- **Data for this exercise**
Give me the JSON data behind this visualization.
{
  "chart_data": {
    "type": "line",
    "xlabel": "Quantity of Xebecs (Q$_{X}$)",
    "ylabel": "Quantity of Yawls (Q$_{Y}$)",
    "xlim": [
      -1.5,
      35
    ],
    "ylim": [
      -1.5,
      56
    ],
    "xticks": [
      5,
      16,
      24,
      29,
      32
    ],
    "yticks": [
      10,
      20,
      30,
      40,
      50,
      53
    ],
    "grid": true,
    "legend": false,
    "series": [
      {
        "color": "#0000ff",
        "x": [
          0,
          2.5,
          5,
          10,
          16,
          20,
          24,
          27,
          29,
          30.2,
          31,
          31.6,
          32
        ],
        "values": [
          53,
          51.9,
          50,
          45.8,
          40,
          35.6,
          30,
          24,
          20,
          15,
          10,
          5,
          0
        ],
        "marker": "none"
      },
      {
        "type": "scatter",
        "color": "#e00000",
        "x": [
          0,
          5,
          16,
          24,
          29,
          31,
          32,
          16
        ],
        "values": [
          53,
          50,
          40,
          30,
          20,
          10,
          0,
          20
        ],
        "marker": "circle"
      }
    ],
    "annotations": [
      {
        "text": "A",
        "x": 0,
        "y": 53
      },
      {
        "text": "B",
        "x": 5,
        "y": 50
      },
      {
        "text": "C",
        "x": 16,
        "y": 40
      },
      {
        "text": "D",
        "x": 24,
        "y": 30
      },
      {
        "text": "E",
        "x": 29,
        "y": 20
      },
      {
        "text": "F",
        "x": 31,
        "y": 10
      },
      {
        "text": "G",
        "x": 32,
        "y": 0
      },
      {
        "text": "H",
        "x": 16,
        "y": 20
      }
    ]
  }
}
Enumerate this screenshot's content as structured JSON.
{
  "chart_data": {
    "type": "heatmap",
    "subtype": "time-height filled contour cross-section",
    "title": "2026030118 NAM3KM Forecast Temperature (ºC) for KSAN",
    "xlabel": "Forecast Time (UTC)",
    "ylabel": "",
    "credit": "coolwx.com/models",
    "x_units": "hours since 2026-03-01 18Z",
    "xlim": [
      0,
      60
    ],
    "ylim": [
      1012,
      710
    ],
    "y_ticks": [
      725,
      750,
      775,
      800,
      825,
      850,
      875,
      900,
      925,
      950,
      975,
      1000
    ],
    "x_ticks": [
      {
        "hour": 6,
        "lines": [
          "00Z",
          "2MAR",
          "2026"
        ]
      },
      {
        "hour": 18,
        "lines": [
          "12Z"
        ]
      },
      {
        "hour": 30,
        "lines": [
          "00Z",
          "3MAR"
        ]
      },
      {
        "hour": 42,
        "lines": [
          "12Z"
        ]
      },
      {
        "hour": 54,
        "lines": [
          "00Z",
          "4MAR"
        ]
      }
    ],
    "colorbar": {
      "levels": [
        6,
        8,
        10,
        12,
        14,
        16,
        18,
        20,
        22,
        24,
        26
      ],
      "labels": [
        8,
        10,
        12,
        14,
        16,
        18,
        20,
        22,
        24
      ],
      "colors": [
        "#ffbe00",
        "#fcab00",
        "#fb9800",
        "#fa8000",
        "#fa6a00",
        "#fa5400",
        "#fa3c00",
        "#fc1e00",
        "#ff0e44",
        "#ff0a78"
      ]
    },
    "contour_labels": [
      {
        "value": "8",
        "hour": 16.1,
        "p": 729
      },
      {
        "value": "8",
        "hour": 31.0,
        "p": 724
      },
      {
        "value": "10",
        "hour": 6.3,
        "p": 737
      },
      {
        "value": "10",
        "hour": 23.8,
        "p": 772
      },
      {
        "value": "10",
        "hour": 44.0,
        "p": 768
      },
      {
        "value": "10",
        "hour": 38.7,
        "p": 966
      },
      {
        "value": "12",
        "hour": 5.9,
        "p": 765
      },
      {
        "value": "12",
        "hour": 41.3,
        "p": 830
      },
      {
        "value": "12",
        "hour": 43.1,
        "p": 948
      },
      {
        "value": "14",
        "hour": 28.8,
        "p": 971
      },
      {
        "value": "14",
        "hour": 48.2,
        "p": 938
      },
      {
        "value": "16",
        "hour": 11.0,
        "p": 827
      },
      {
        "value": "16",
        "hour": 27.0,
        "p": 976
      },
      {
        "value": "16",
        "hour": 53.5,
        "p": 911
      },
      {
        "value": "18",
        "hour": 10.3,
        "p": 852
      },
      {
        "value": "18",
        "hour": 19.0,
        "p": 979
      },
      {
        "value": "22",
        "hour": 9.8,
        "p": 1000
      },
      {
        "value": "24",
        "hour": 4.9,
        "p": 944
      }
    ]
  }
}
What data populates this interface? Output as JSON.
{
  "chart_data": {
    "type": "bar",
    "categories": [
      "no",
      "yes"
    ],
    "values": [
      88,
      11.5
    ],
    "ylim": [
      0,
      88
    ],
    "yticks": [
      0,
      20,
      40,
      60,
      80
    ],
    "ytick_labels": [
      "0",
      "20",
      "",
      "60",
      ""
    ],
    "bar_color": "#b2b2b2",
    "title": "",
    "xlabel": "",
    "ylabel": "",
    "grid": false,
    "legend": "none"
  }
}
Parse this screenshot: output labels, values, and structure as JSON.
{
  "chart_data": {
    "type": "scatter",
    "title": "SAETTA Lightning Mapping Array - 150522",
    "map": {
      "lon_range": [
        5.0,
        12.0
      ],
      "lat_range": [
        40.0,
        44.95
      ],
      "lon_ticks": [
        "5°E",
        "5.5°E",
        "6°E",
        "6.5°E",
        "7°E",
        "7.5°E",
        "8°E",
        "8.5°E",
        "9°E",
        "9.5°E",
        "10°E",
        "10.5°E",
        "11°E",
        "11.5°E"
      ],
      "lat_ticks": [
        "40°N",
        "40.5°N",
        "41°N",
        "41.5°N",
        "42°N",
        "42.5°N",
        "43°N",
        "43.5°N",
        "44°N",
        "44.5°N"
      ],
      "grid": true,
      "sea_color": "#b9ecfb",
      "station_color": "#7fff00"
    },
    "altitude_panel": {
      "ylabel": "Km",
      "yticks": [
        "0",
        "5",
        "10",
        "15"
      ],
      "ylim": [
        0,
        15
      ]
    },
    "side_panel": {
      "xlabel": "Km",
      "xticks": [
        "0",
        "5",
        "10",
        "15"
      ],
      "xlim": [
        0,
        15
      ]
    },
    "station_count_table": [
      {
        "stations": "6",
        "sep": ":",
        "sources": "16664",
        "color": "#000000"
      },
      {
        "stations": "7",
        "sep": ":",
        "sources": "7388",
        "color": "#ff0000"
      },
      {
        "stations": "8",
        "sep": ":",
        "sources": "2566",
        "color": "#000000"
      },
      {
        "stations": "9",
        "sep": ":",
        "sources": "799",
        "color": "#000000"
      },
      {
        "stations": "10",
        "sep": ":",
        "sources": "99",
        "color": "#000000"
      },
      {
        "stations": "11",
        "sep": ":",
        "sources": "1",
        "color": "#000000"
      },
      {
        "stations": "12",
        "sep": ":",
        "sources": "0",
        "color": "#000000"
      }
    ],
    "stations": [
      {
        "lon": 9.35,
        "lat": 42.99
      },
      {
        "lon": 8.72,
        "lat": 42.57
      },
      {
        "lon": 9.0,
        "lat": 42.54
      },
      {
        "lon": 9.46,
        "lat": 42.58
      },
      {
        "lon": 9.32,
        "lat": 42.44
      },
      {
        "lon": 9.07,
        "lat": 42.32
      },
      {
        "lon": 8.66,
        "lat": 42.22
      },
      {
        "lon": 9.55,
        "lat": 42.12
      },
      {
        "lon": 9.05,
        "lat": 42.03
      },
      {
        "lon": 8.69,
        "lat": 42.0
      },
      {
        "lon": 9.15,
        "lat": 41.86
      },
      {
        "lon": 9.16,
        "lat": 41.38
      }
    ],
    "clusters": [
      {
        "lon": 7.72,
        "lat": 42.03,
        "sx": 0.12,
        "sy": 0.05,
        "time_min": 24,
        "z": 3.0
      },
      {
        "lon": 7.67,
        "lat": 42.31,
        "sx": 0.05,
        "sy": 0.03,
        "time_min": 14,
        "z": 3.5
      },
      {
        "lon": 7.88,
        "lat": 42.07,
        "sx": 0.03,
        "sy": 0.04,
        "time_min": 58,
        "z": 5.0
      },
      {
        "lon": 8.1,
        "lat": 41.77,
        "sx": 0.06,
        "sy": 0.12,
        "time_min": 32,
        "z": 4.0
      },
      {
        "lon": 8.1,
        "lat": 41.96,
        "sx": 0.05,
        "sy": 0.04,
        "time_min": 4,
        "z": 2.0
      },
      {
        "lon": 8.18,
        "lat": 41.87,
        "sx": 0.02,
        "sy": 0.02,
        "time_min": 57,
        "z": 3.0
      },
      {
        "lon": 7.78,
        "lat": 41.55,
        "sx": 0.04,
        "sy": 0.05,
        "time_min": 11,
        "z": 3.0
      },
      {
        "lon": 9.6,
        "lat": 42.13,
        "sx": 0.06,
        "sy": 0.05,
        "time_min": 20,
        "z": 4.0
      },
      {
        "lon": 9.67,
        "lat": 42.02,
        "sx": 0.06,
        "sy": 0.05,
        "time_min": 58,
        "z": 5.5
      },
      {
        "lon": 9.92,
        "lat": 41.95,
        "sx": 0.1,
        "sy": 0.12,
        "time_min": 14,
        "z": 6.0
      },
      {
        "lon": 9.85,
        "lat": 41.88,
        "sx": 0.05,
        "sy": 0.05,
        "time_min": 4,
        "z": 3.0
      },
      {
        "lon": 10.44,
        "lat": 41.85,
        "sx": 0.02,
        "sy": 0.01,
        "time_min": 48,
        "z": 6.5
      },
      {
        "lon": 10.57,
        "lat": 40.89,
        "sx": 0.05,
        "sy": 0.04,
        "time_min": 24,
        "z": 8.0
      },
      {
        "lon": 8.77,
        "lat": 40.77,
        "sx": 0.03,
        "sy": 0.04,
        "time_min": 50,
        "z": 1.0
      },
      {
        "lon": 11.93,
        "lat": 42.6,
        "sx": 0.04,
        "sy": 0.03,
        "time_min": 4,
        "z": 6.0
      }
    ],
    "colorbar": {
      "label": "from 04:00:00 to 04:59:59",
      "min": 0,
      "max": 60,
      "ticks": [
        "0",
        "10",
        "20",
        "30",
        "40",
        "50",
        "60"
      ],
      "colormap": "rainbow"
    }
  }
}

- **Written problem**
Pull out all lines containing "Quantity".

- **Correct response**
    "xlabel": "Quantity of Xebecs (Q$_{X}$)",
    "ylabel": "Quantity of Yawls (Q$_{Y}$)",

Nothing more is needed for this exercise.